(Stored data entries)

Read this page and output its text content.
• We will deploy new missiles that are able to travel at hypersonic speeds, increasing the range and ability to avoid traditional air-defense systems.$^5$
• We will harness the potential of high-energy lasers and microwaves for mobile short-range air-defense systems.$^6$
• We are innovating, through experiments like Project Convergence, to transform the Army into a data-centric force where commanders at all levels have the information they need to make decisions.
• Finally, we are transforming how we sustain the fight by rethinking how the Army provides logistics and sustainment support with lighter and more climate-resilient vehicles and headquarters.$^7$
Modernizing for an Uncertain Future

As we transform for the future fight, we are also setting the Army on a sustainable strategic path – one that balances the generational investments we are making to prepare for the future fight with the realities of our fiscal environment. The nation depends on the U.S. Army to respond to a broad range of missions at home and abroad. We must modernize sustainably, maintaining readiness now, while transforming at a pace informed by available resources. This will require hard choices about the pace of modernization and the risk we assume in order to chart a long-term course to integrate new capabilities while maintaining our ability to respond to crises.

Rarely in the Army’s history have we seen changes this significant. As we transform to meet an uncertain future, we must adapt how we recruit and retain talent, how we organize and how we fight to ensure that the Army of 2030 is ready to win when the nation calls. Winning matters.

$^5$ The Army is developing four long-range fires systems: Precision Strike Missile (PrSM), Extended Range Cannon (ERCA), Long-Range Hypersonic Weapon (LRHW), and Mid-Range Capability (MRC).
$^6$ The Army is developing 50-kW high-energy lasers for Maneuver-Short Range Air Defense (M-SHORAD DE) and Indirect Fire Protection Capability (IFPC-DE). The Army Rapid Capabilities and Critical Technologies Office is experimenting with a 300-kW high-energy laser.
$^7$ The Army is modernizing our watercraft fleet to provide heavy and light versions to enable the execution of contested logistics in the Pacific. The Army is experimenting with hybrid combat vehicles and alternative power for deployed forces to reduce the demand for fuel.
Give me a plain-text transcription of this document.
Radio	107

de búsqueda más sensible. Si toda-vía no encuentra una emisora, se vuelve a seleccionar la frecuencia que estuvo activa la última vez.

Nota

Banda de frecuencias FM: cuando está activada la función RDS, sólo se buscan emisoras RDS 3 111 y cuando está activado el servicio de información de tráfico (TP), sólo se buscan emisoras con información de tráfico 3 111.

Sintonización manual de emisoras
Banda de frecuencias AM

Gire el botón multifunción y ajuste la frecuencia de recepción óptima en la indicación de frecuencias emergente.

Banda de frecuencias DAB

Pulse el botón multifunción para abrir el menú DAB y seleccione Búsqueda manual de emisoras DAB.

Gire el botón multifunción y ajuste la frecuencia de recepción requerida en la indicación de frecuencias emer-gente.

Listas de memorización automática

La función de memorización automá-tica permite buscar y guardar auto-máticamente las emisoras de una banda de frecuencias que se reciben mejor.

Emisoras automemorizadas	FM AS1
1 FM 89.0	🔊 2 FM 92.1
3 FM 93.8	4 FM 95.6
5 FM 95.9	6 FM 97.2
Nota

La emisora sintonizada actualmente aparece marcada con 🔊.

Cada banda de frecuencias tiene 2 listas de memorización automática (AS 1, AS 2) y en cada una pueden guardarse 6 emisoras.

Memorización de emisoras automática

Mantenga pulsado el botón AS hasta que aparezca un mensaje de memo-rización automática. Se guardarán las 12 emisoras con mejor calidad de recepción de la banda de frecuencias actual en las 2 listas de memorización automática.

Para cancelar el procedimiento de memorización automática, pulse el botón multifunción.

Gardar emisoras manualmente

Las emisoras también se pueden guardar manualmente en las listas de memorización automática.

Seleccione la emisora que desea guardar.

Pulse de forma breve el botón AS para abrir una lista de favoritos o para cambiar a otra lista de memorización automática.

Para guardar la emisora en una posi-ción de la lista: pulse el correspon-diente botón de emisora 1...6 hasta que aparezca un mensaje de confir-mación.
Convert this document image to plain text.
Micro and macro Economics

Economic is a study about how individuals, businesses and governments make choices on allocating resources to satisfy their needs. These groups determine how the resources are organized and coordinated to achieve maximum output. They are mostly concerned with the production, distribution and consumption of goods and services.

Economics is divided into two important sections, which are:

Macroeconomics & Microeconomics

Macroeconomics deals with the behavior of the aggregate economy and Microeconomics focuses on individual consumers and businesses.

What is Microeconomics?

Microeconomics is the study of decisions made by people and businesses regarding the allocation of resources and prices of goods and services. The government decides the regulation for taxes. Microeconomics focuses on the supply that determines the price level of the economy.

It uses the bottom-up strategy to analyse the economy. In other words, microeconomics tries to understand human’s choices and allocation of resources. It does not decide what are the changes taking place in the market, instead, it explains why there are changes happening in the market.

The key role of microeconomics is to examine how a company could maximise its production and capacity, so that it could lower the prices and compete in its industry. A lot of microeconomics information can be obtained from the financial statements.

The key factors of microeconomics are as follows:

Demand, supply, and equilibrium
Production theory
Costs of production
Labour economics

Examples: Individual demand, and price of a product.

AIM: Beginning at the line where "Convert this document image to plain text." appears, extract each line through the end of the data above; keep them exact and include nothing else.

SOLVED EXERCISE:
Convert this document image to plain text.
Micro and macro Economics

Economic is a study about how individuals, businesses and governments make choices on allocating resources to satisfy their needs. These groups determine how the resources are organized and coordinated to achieve maximum output. They are mostly concerned with the production, distribution and consumption of goods and services.

Economics is divided into two important sections, which are:

Macroeconomics & Microeconomics

Macroeconomics deals with the behavior of the aggregate economy and Microeconomics focuses on individual consumers and businesses.

What is Microeconomics?

Microeconomics is the study of decisions made by people and businesses regarding the allocation of resources and prices of goods and services. The government decides the regulation for taxes. Microeconomics focuses on the supply that determines the price level of the economy.

It uses the bottom-up strategy to analyse the economy. In other words, microeconomics tries to understand human’s choices and allocation of resources. It does not decide what are the changes taking place in the market, instead, it explains why there are changes happening in the market.

The key role of microeconomics is to examine how a company could maximise its production and capacity, so that it could lower the prices and compete in its industry. A lot of microeconomics information can be obtained from the financial statements.

The key factors of microeconomics are as follows:

Demand, supply, and equilibrium
Production theory
Costs of production
Labour economics

Examples: Individual demand, and price of a product.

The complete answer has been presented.